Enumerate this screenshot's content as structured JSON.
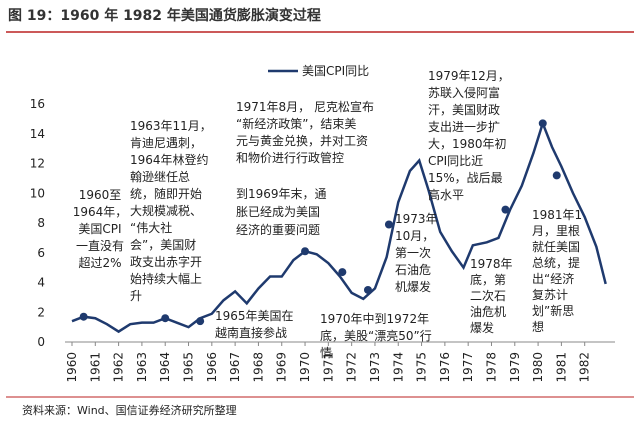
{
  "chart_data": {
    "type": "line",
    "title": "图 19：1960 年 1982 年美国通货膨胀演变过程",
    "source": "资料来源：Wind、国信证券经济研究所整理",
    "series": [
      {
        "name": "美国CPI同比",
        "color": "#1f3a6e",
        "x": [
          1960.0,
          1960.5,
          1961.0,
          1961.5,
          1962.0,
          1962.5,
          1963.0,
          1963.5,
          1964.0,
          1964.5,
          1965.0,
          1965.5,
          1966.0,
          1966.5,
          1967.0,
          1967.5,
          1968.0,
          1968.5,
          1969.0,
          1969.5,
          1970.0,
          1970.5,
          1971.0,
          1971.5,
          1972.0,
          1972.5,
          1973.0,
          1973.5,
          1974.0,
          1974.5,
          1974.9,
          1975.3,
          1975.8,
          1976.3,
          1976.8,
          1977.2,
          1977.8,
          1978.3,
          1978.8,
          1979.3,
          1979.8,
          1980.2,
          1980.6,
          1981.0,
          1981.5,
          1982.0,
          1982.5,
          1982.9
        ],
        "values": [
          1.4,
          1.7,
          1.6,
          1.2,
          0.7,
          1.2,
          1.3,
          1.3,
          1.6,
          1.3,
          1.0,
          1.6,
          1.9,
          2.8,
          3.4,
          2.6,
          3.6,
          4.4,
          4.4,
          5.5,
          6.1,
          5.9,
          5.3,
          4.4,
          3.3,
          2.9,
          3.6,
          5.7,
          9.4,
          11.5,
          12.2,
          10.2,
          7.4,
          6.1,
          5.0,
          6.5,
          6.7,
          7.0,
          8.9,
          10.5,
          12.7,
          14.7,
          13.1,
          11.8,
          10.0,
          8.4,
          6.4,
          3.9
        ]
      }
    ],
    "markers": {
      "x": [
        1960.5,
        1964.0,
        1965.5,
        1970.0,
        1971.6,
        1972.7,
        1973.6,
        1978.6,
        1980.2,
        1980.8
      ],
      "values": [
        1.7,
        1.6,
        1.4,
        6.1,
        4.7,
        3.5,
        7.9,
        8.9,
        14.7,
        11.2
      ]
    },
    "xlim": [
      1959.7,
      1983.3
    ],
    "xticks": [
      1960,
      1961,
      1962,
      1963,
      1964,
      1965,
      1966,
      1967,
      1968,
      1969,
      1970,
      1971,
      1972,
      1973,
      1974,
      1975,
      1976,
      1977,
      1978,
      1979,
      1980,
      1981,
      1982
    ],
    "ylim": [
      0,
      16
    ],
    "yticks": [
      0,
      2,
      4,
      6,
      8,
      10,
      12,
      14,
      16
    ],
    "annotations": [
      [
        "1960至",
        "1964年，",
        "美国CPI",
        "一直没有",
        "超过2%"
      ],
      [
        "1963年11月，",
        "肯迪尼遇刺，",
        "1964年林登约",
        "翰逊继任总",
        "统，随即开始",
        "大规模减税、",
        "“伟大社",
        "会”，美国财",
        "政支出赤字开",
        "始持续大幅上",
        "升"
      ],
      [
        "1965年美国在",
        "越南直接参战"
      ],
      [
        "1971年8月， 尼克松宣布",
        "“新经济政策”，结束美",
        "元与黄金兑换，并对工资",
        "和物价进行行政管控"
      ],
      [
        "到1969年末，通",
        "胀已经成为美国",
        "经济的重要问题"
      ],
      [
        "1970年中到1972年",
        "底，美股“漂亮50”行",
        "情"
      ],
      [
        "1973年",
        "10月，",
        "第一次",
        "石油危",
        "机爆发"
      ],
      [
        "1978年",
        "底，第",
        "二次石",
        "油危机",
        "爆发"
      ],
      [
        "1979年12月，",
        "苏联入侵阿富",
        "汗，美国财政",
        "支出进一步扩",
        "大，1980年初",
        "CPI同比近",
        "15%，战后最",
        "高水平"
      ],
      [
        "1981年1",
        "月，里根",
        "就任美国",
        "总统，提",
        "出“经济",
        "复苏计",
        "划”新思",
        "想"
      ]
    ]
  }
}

==

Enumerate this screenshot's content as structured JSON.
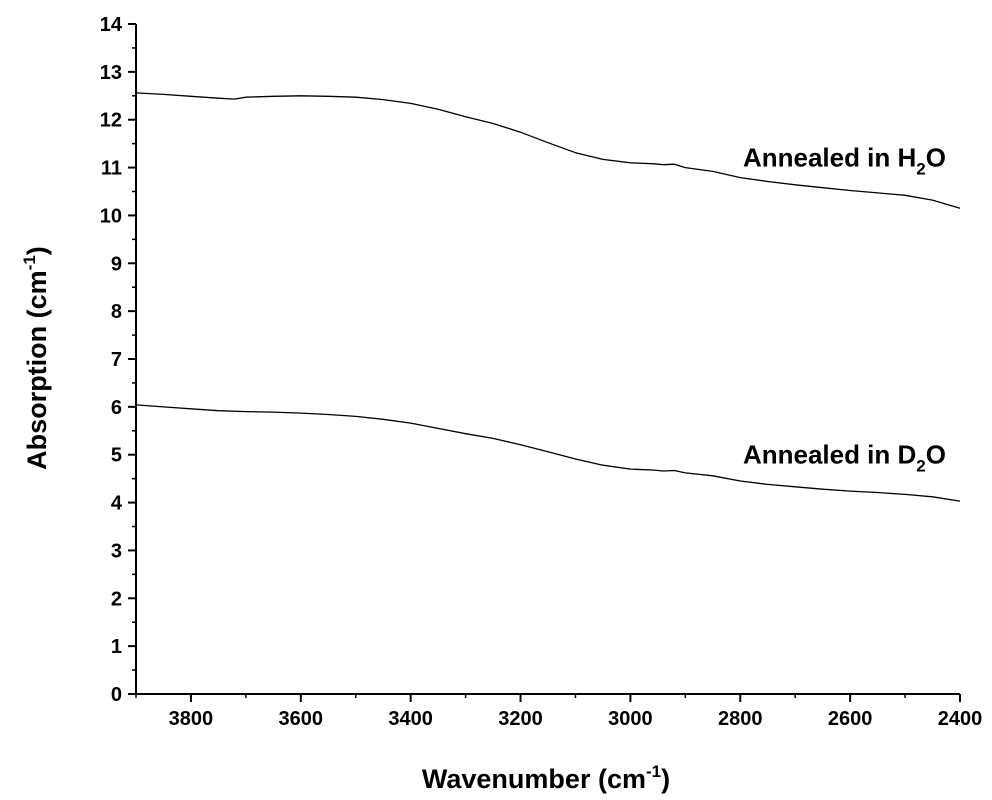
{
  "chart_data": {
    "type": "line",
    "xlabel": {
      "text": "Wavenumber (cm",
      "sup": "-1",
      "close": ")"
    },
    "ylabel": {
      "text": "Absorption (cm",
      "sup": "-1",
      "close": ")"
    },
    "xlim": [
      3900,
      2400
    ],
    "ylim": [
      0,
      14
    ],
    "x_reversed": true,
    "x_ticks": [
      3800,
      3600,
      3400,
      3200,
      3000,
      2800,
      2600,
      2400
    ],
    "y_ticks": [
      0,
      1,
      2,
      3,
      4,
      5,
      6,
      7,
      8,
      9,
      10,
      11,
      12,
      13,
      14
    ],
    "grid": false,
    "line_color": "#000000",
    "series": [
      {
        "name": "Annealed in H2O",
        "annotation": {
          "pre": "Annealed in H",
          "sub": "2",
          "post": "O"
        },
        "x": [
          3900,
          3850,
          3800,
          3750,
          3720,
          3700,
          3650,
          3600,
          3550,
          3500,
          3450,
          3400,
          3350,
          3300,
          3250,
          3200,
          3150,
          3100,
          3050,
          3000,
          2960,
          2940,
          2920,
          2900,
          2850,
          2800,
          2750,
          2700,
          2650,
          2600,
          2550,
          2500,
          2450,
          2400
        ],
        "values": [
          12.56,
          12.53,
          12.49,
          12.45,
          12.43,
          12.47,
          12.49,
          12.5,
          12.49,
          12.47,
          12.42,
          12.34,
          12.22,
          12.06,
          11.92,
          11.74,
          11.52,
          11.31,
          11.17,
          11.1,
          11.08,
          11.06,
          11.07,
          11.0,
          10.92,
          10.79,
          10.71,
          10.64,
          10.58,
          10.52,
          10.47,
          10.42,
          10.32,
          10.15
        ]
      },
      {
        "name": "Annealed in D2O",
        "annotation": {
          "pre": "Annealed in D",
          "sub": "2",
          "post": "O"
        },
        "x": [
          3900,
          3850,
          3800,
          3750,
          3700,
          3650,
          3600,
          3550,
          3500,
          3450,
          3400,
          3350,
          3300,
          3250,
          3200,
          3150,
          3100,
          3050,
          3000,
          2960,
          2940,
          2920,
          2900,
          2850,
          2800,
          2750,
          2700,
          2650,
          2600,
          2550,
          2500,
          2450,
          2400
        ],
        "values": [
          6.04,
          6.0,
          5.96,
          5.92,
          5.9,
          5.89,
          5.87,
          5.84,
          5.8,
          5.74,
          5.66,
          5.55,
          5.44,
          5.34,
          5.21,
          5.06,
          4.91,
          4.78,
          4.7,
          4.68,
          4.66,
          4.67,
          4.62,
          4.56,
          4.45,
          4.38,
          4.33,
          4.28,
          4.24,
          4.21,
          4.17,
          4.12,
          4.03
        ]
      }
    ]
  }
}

#### The problem:
List every line above that holds the word "name".

#### Answer to this task:
        "name": "美国CPI同比",
        "name": "Annealed in H2O",
        "name": "Annealed in D2O",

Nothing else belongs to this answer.